§ TASK DIRECTIONS:
Return all lines from the listing below in which the string "celular" occurs.

§ RECORDS SHOWN:
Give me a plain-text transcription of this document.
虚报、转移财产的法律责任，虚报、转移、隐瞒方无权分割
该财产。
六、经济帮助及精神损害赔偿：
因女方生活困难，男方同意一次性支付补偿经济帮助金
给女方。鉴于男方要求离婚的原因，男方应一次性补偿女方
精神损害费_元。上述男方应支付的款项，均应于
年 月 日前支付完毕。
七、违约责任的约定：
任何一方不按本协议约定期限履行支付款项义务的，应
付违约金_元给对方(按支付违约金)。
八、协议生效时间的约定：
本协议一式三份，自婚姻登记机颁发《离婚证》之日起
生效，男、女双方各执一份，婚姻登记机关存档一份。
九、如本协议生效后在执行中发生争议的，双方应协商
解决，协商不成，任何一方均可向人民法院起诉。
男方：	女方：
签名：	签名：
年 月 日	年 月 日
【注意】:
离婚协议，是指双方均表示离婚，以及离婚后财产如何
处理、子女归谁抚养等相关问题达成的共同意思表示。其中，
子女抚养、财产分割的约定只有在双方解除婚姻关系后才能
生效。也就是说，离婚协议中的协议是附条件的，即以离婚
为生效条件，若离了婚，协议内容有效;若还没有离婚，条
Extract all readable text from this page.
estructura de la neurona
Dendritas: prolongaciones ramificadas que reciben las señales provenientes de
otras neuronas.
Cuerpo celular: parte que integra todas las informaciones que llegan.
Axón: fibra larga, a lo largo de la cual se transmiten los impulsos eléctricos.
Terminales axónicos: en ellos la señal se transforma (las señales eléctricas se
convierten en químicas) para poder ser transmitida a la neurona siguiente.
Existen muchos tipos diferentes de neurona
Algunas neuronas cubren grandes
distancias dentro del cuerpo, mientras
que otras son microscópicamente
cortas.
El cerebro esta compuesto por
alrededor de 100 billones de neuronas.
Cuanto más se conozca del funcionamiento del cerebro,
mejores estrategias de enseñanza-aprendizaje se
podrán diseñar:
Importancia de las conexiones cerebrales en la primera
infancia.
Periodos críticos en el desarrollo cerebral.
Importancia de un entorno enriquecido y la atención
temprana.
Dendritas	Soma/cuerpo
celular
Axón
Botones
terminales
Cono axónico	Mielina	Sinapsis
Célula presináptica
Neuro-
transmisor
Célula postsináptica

§ SOLVED EXERCISE:
Cuerpo celular: parte que integra todas las informaciones que llegan.
celular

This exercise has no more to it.